◆ **Task description**: Print the items below word for word, starting at the line that contains "List all visible" and ending at the line that contains "camera-icon[interactable]: ◉ bbox=[936, 283, 943, 292]", with both of those lines included.

◆ **Exercise input**:
— Start —
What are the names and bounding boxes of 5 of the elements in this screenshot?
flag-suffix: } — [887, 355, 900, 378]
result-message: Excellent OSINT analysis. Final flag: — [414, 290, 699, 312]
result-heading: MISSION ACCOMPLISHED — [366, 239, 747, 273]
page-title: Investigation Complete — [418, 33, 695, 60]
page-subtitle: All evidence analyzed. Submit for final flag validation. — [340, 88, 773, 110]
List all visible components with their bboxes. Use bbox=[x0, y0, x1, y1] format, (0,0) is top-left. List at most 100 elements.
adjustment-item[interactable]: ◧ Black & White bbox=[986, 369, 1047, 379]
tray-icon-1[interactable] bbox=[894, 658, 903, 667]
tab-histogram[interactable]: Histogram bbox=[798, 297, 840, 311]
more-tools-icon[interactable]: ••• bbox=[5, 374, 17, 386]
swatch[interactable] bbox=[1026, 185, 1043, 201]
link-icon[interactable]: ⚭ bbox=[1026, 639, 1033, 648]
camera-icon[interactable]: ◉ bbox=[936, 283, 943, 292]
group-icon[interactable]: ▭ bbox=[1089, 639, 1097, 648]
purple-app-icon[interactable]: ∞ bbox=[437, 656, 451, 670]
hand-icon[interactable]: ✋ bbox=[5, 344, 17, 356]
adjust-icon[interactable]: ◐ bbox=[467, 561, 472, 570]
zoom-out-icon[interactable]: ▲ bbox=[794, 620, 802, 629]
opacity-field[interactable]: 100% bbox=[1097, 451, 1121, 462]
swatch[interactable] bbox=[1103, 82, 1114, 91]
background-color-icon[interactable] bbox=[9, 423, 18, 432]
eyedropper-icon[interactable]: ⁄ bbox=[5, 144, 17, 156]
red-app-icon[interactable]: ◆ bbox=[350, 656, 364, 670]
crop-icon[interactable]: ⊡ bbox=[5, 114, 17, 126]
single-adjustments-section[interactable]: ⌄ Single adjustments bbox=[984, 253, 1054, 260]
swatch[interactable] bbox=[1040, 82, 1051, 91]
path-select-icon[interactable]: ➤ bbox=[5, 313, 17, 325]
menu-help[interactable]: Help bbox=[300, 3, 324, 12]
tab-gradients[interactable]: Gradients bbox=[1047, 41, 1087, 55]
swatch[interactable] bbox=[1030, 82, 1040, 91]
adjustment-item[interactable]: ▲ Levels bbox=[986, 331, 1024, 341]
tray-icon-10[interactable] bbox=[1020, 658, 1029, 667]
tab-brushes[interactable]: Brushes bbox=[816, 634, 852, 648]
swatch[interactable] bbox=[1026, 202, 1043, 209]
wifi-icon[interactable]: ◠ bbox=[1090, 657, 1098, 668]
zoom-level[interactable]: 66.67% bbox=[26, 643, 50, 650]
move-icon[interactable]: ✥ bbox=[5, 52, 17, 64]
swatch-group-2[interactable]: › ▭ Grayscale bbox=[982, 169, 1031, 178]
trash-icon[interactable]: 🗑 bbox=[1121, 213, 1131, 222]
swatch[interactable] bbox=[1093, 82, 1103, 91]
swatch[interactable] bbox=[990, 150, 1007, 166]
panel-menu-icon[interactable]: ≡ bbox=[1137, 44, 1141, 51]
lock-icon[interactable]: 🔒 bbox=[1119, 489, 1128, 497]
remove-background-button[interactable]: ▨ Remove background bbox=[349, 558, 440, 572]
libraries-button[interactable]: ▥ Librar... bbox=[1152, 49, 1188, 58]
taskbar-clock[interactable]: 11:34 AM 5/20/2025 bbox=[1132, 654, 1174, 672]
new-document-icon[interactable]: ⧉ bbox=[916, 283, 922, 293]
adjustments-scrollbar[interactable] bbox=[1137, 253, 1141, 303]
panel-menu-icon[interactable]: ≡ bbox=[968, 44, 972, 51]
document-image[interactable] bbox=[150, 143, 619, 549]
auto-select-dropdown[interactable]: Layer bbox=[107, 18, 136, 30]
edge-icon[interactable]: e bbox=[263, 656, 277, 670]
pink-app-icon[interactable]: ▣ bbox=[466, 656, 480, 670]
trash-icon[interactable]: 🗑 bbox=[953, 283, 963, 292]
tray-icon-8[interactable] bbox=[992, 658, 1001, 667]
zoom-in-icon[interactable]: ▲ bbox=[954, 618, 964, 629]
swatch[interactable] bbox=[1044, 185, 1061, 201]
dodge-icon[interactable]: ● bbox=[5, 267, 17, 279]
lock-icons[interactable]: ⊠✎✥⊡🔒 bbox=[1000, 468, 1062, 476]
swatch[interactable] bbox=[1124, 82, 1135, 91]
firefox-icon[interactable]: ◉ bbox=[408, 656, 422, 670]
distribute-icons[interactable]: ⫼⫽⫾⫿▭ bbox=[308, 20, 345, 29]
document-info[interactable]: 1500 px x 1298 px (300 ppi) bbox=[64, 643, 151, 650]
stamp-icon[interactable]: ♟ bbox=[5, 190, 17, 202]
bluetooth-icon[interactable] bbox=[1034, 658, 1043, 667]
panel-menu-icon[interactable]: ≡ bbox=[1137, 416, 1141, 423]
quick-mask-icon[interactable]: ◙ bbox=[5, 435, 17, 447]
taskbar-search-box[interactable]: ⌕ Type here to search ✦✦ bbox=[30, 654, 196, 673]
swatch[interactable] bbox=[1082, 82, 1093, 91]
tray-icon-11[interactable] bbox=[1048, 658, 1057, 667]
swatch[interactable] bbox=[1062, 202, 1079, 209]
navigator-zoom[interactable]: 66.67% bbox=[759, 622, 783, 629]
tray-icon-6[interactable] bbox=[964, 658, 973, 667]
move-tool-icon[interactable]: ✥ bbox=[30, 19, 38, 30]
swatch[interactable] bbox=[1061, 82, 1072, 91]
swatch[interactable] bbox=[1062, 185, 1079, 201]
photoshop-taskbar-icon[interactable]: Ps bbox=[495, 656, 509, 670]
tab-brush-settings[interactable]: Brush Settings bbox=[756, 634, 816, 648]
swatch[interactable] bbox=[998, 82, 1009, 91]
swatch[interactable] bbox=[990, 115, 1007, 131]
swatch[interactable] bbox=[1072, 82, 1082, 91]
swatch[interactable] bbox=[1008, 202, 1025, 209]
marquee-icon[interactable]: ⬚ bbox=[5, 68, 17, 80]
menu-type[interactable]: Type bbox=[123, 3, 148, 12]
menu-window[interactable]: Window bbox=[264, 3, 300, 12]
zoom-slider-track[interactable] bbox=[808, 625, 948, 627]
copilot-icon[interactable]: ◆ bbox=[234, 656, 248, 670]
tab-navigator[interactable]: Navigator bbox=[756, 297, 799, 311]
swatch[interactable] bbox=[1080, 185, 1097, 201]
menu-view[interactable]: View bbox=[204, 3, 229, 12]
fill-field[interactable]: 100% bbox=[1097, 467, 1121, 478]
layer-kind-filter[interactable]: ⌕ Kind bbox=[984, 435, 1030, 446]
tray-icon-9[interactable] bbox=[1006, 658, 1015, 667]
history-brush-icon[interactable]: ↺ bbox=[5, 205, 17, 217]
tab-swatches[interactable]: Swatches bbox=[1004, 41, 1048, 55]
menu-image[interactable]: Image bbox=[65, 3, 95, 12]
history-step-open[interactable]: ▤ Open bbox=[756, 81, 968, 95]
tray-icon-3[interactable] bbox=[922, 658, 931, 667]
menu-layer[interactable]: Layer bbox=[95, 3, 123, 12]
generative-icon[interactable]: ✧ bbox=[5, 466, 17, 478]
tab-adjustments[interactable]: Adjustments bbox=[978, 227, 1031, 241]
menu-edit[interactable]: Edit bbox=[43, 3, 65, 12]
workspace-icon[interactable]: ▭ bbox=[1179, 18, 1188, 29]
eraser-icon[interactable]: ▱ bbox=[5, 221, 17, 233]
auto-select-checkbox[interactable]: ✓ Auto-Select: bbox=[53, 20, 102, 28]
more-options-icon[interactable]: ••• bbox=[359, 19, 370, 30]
— End —
— Start —
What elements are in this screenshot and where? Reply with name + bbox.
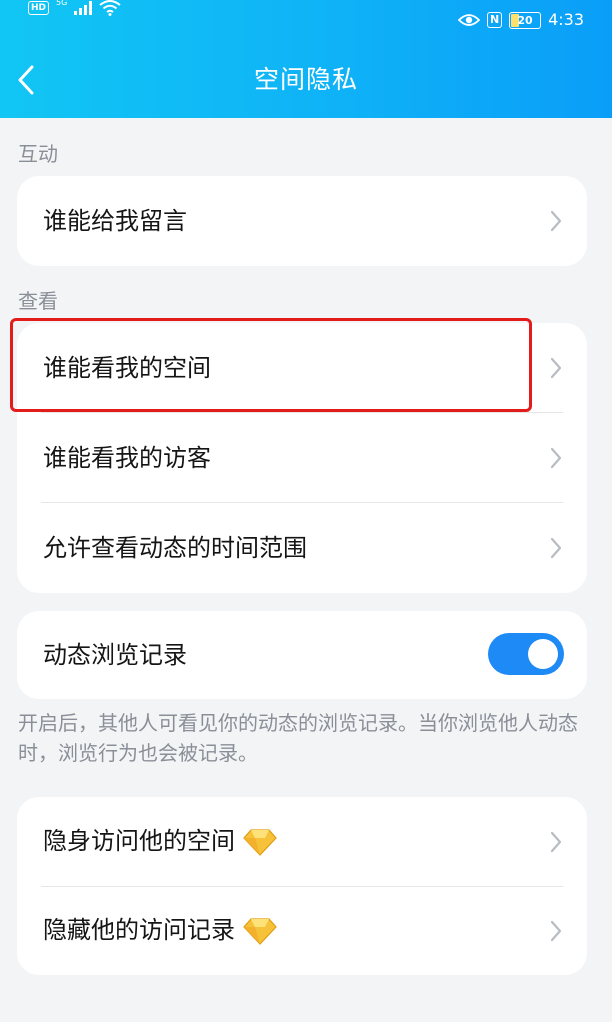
— End —
◆ **The reply**:
List all visible components with their bboxes. Use bbox=[x0, y0, x1, y1] format, (0,0) is top-left. List at most 100 elements.
adjustment-item[interactable]: ◧ Black & White bbox=[986, 369, 1047, 379]
tray-icon-1[interactable] bbox=[894, 658, 903, 667]
tab-histogram[interactable]: Histogram bbox=[798, 297, 840, 311]
more-tools-icon[interactable]: ••• bbox=[5, 374, 17, 386]
swatch[interactable] bbox=[1026, 185, 1043, 201]
link-icon[interactable]: ⚭ bbox=[1026, 639, 1033, 648]
camera-icon[interactable]: ◉ bbox=[936, 283, 943, 292]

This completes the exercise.